Every line below that mentions the word "name" should be copied out.

[Items from a data source]
* BEGIN *
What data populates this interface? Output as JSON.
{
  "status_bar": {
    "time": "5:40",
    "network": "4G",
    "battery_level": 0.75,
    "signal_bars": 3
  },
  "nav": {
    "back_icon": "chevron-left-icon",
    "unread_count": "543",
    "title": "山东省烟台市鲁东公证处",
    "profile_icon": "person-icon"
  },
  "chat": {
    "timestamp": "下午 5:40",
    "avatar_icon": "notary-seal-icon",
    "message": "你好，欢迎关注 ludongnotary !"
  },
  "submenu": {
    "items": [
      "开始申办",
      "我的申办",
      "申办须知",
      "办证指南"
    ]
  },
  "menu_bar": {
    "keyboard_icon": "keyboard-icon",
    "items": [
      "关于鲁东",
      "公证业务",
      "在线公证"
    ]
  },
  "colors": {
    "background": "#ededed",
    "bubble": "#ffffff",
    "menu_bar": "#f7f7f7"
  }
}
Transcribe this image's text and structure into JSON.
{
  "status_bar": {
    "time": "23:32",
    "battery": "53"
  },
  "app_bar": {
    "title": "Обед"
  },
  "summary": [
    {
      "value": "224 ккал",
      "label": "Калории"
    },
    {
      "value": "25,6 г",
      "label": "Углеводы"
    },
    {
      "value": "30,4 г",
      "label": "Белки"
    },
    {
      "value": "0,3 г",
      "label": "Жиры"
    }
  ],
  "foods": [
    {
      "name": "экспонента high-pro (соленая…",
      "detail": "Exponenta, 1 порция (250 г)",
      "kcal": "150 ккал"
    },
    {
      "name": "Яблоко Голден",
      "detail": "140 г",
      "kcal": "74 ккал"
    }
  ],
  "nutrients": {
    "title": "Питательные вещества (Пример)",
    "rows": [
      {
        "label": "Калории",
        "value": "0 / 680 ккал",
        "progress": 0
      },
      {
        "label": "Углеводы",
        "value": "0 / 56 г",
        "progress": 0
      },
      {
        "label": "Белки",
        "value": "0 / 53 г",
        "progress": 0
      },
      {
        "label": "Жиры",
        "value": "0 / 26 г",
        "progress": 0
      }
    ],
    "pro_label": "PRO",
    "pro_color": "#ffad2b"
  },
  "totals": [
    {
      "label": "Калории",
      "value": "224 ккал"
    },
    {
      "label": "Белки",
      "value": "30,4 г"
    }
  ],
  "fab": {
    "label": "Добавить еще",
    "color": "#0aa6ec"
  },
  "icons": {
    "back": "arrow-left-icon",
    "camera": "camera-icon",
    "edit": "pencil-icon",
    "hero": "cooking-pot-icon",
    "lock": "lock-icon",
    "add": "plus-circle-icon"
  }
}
* END *
* BEGIN *
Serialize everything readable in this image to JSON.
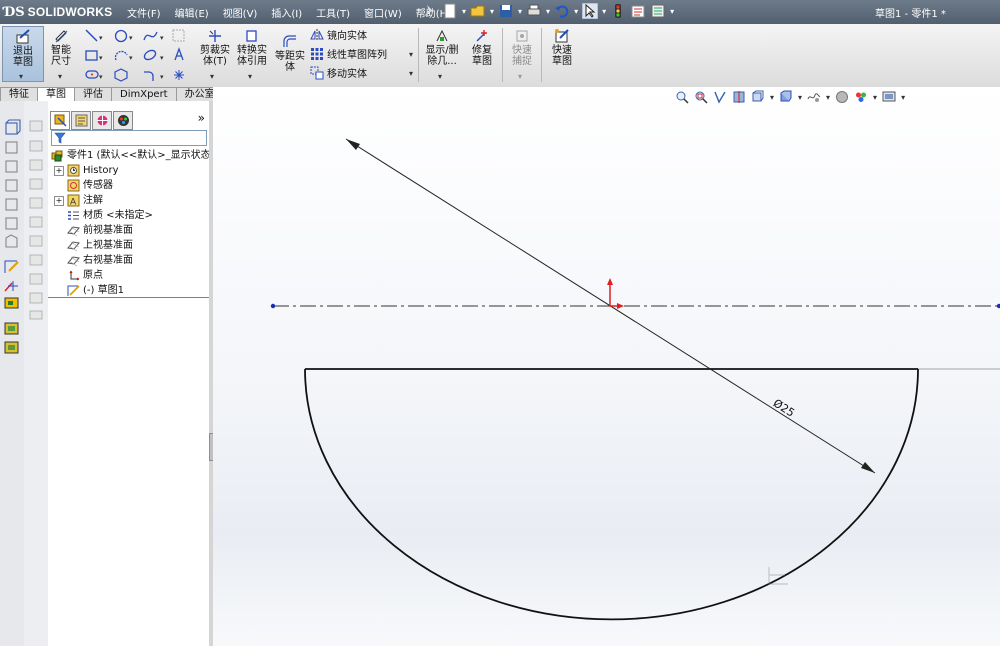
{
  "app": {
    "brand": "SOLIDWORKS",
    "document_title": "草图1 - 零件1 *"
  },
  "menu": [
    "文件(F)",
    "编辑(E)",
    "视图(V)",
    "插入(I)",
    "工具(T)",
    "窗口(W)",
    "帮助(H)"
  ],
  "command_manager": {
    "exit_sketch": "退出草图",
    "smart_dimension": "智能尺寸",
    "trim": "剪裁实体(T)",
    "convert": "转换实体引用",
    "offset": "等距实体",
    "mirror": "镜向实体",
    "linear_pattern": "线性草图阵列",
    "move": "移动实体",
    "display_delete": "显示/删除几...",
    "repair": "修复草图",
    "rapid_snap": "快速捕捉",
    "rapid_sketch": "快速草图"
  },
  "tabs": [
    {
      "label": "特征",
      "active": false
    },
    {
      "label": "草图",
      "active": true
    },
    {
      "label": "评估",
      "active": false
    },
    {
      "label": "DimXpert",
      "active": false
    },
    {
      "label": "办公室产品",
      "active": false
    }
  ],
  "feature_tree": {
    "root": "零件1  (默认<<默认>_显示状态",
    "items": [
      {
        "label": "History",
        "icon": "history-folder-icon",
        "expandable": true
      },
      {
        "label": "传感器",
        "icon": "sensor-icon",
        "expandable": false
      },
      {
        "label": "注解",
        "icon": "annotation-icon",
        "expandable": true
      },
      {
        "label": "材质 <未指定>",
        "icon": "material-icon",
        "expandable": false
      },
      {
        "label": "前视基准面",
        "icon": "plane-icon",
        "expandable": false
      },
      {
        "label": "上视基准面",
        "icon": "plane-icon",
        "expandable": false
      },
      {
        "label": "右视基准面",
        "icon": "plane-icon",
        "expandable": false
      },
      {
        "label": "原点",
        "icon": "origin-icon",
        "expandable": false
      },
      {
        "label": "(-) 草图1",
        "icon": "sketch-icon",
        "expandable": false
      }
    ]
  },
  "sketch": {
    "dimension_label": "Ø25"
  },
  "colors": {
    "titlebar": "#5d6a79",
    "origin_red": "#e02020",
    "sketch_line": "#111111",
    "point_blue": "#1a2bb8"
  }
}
* END *
(Result of this exercise)
      "name": "экспонента high-pro (соленая…",
      "name": "Яблоко Голден",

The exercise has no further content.